Copy out the material below in full, but not its images.

* MATERIAL SUPPLIED *
━━━━━━━━
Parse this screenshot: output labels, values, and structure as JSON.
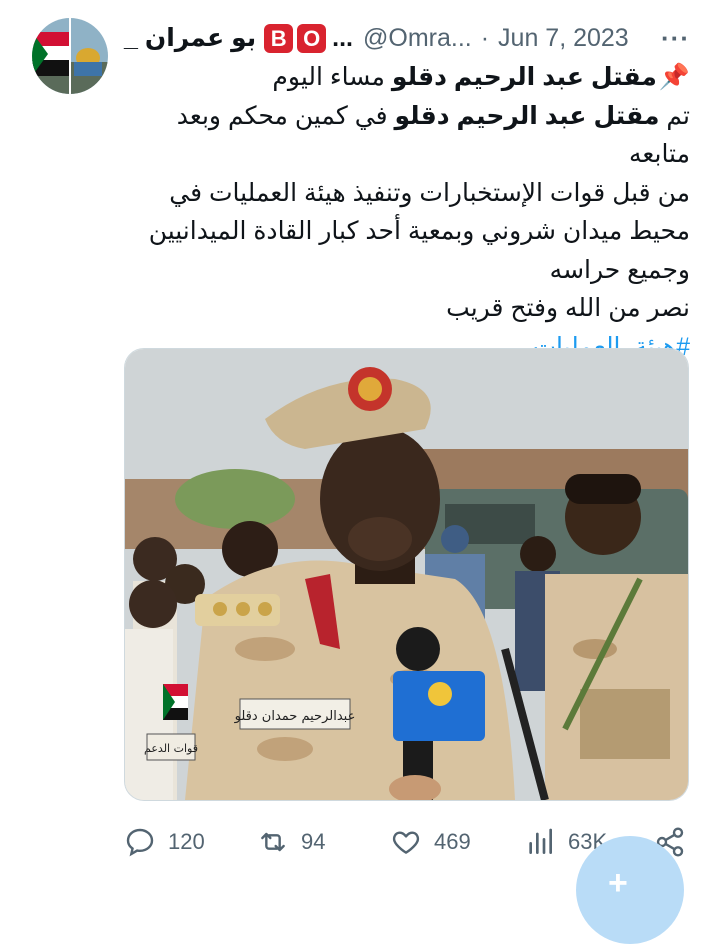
{
  "tweet": {
    "author": {
      "name": "بو عمران _",
      "badge_letters": [
        "B",
        "O"
      ],
      "name_ellipsis": "...",
      "handle": "@Omra...",
      "separator": "·",
      "date": "Jun 7, 2023",
      "more_label": "···"
    },
    "lines": {
      "l1_pin": "📌",
      "l1_bold": "مقتل عبد الرحيم دقلو",
      "l1_rest": " مساء اليوم",
      "l2_pre": "تم ",
      "l2_bold": "مقتل عبد الرحيم دقلو",
      "l2_rest": " في كمين محكم وبعد متابعه",
      "l3": "من قبل قوات الإستخبارات وتنفيذ هيئة العمليات في",
      "l4": "محيط ميدان شروني وبمعية أحد كبار القادة الميدانيين",
      "l5": "وجميع حراسه",
      "l6": "نصر من الله وفتح قريب",
      "hashtag": "#هيئة_العمليات"
    },
    "media": {
      "name_tag": "عبدالرحيم حمدان دقلو",
      "sleeve_tag": "قوات الدعم",
      "colors": {
        "uniform": "#d8c3a0",
        "camo": "#c1a27a",
        "beret": "#cbb690",
        "sky": "#cfd4d6",
        "vehicle": "#5b6f67",
        "mic": "#1f6fd3"
      }
    },
    "actions": {
      "replies": "120",
      "retweets": "94",
      "likes": "469",
      "views": "63K"
    },
    "colors": {
      "accent": "#1d9bf0",
      "muted": "#536471",
      "badge": "#d9232f"
    }
  }
}
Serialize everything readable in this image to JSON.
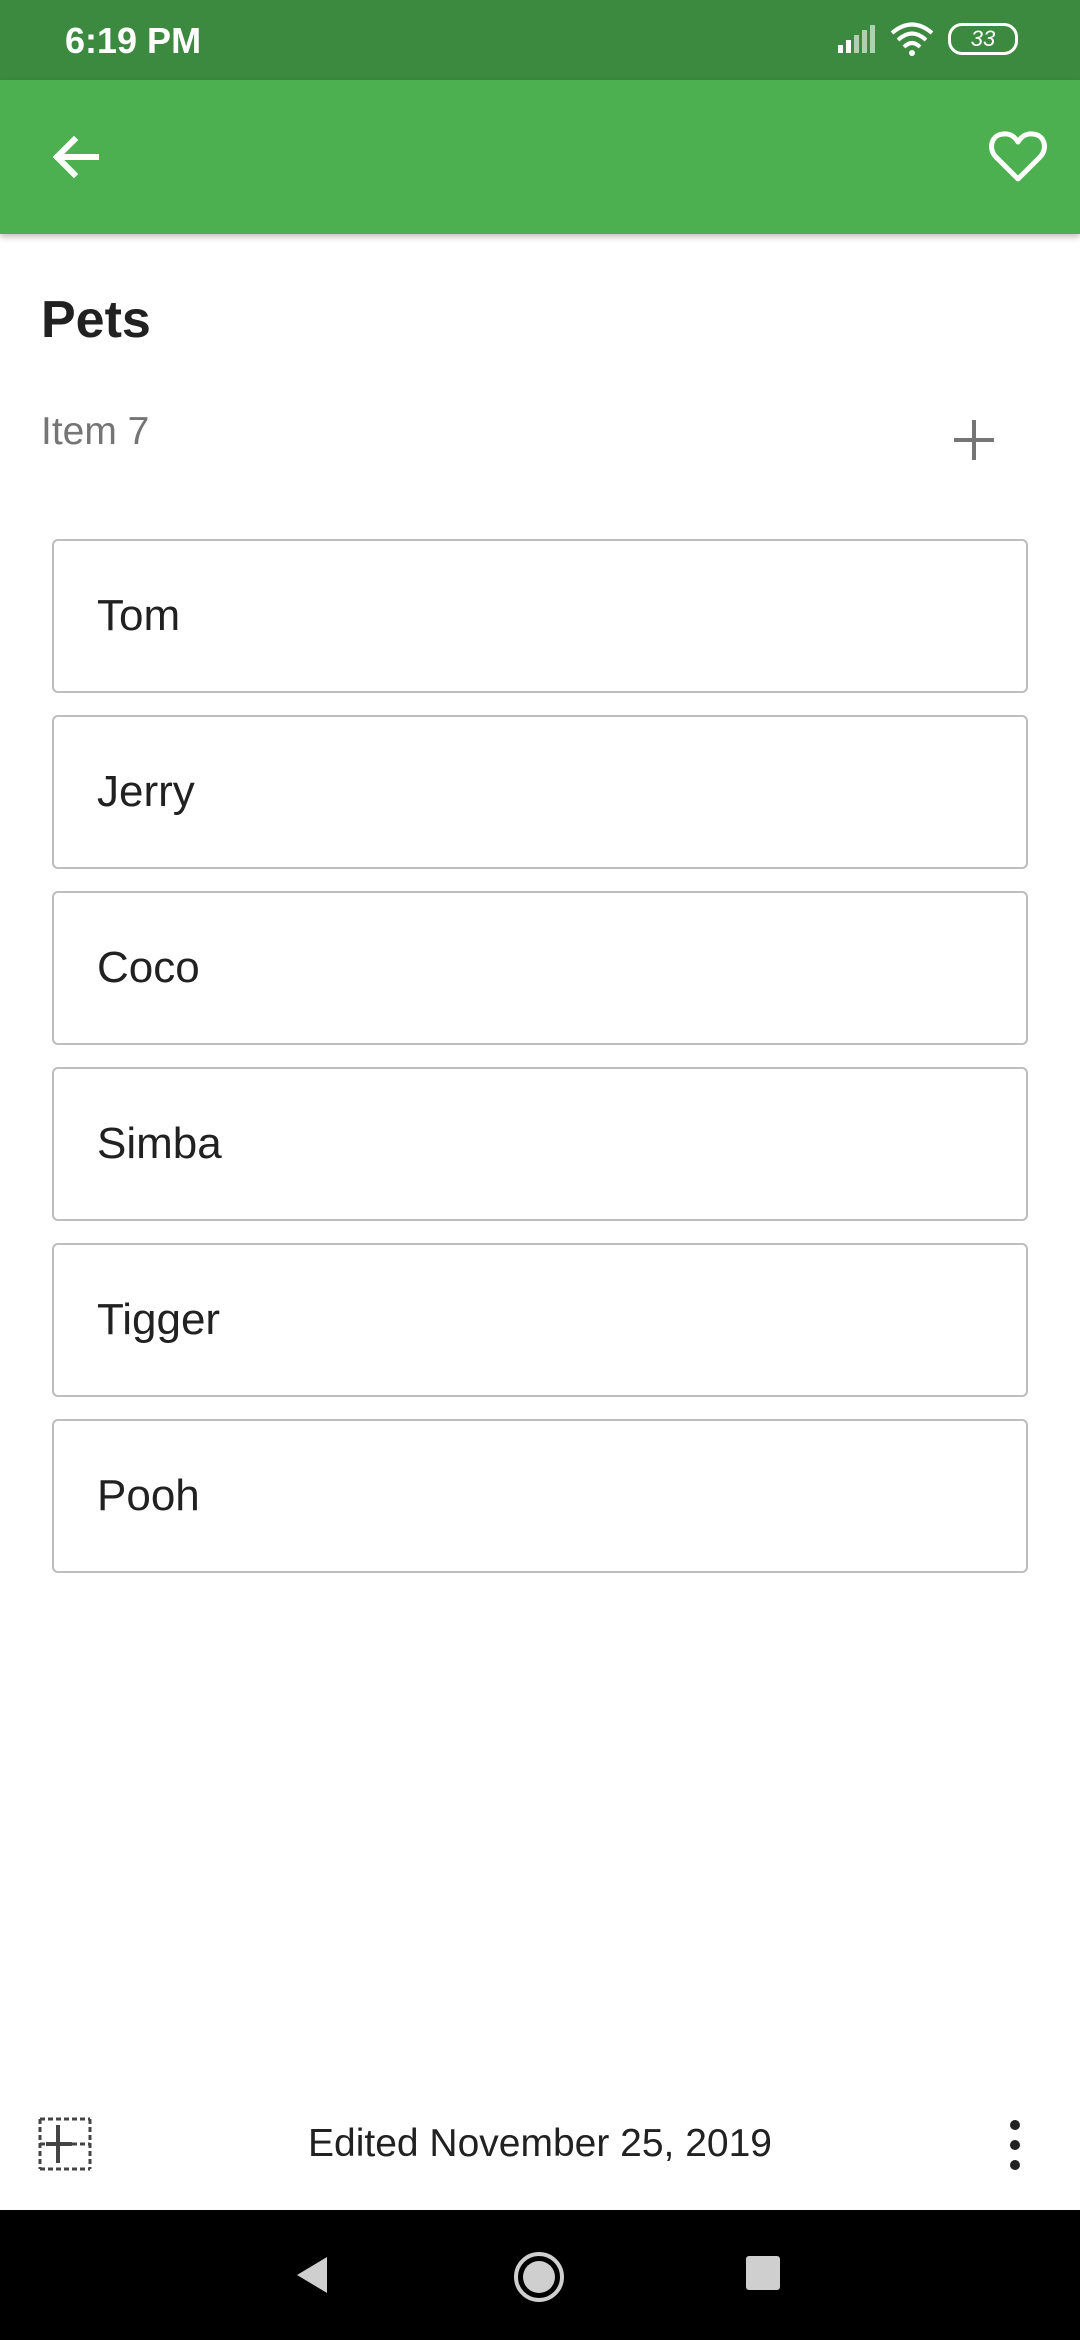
{
  "status_bar": {
    "time": "6:19 PM",
    "battery": "33",
    "icons": [
      "signal-icon",
      "wifi-icon",
      "battery-icon"
    ]
  },
  "app_bar": {
    "back_icon": "arrow-back-icon",
    "favorite_icon": "heart-outline-icon",
    "color": "#4caf50"
  },
  "content": {
    "title": "Pets",
    "item_label": "Item 7",
    "add_icon": "plus-icon",
    "items": [
      {
        "label": "Tom"
      },
      {
        "label": "Jerry"
      },
      {
        "label": "Coco"
      },
      {
        "label": "Simba"
      },
      {
        "label": "Tigger"
      },
      {
        "label": "Pooh"
      }
    ]
  },
  "bottom_bar": {
    "grid_icon": "grid-icon",
    "edited_text": "Edited November 25, 2019",
    "more_icon": "more-vert-icon"
  },
  "nav_bar": {
    "icons": [
      "nav-back-icon",
      "nav-home-icon",
      "nav-recents-icon"
    ]
  }
}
━━━━━━━━
* COMPLETE ANSWER *
Parse this screenshot: output labels, values, and structure as JSON.
{
  "tweet": {
    "author": {
      "name": "بو عمران _",
      "badge_letters": [
        "B",
        "O"
      ],
      "name_ellipsis": "...",
      "handle": "@Omra...",
      "separator": "·",
      "date": "Jun 7, 2023",
      "more_label": "···"
    },
    "lines": {
      "l1_pin": "📌",
      "l1_bold": "مقتل عبد الرحيم دقلو",
      "l1_rest": " مساء اليوم",
      "l2_pre": "تم ",
      "l2_bold": "مقتل عبد الرحيم دقلو",
      "l2_rest": " في كمين محكم وبعد متابعه",
      "l3": "من قبل قوات الإستخبارات وتنفيذ هيئة العمليات في",
      "l4": "محيط ميدان شروني وبمعية أحد كبار القادة الميدانيين",
      "l5": "وجميع حراسه",
      "l6": "نصر من الله وفتح قريب",
      "hashtag": "#هيئة_العمليات"
    },
    "media": {
      "name_tag": "عبدالرحيم حمدان دقلو",
      "sleeve_tag": "قوات الدعم",
      "colors": {
        "uniform": "#d8c3a0",
        "camo": "#c1a27a",
        "beret": "#cbb690",
        "sky": "#cfd4d6",
        "vehicle": "#5b6f67",
        "mic": "#1f6fd3"
      }
    },
    "actions": {
      "replies": "120",
      "retweets": "94",
      "likes": "469",
      "views": "63K"
    },
    "colors": {
      "accent": "#1d9bf0",
      "muted": "#536471",
      "badge": "#d9232f"
    }
  }
}
Serialize everything readable in this image to JSON.
{
  "status_bar": {
    "time": "6:19 PM",
    "battery": "33",
    "icons": [
      "signal-icon",
      "wifi-icon",
      "battery-icon"
    ]
  },
  "app_bar": {
    "back_icon": "arrow-back-icon",
    "favorite_icon": "heart-outline-icon",
    "color": "#4caf50"
  },
  "content": {
    "title": "Pets",
    "item_label": "Item 7",
    "add_icon": "plus-icon",
    "items": [
      {
        "label": "Tom"
      },
      {
        "label": "Jerry"
      },
      {
        "label": "Coco"
      },
      {
        "label": "Simba"
      },
      {
        "label": "Tigger"
      },
      {
        "label": "Pooh"
      }
    ]
  },
  "bottom_bar": {
    "grid_icon": "grid-icon",
    "edited_text": "Edited November 25, 2019",
    "more_icon": "more-vert-icon"
  },
  "nav_bar": {
    "icons": [
      "nav-back-icon",
      "nav-home-icon",
      "nav-recents-icon"
    ]
  }
}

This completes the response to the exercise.